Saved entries
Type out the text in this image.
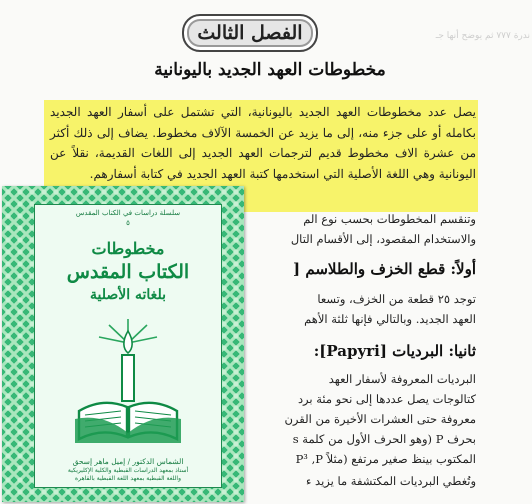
ندرة ٧٧٧ ثم يوضح أنها جـ
الفصل الثالث
مخطوطات العهد الجديد باليونانية
يصل عدد مخطوطات العهد الجديد باليونانية، التي تشتمل على أسفار العهد الجديد بكامله أو على جزء منه، إلى ما يزيد عن الخمسة الآلاف مخطوط. يضاف إلى ذلك أكثر من عشرة الاف مخطوط قديم لترجمات العهد الجديد إلى اللغات القديمة، نقلاً عن اليونانية وهي اللغة الأصلية التي استخدمها كتبة العهد الجديد في كتابة أسفارهم.
وتنقسم المخطوطات بحسب نوع الم
والاستخدام المقصود، إلى الأقسام التال
أولاً: قطع الخزف والطلاسم [
توجد ٢٥ قطعة من الخزف، وتسعا
العهد الجديد. وبالتالي فإنها ثلثة الأهم
ثانيا: البرديات [Papyri]:
البرديات المعروفة لأسفار العهد
كتالوجات يصل عددها إلى نحو مئة برد
معروفة حتى العشرات الأخيرة من القرن
بحرف P (وهو الحرف الأول من كلمة s
المكتوب بينظ صغير مرتفع (مثلاً P³ ,P
وتُغطي البرديات المكتشفة ما يزيد ء
سلسلة دراسات في الكتاب المقدس
٥
مخطوطات
الكتاب المقدس
بلغاته الأصلية
الشماس الدكتور / إميل ماهر إسحق
أستاذ بمعهد الدراسات القبطية والكلية الإكليريكية
واللغة القبطية بمعهد اللغة القبطية بالقاهرة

§ Work to be completed:
Give back each entry exactly as it appears, with no pictures.

§ Full answer:
Type out the text in this image.
ندرة ٧٧٧ ثم يوضح أنها جـ
الفصل الثالث
مخطوطات العهد الجديد باليونانية
يصل عدد مخطوطات العهد الجديد باليونانية، التي تشتمل على أسفار العهد الجديد بكامله أو على جزء منه، إلى ما يزيد عن الخمسة الآلاف مخطوط. يضاف إلى ذلك أكثر من عشرة الاف مخطوط قديم لترجمات العهد الجديد إلى اللغات القديمة، نقلاً عن اليونانية وهي اللغة الأصلية التي استخدمها كتبة العهد الجديد في كتابة أسفارهم.
وتنقسم المخطوطات بحسب نوع الم
والاستخدام المقصود، إلى الأقسام التال
أولاً: قطع الخزف والطلاسم [
توجد ٢٥ قطعة من الخزف، وتسعا
العهد الجديد. وبالتالي فإنها ثلثة الأهم
ثانيا: البرديات [Papyri]:
البرديات المعروفة لأسفار العهد
كتالوجات يصل عددها إلى نحو مئة برد
معروفة حتى العشرات الأخيرة من القرن
بحرف P (وهو الحرف الأول من كلمة s
المكتوب بينظ صغير مرتفع (مثلاً P³ ,P
وتُغطي البرديات المكتشفة ما يزيد ء
سلسلة دراسات في الكتاب المقدس
٥
مخطوطات
الكتاب المقدس
بلغاته الأصلية
الشماس الدكتور / إميل ماهر إسحق
أستاذ بمعهد الدراسات القبطية والكلية الإكليريكية
واللغة القبطية بمعهد اللغة القبطية بالقاهرة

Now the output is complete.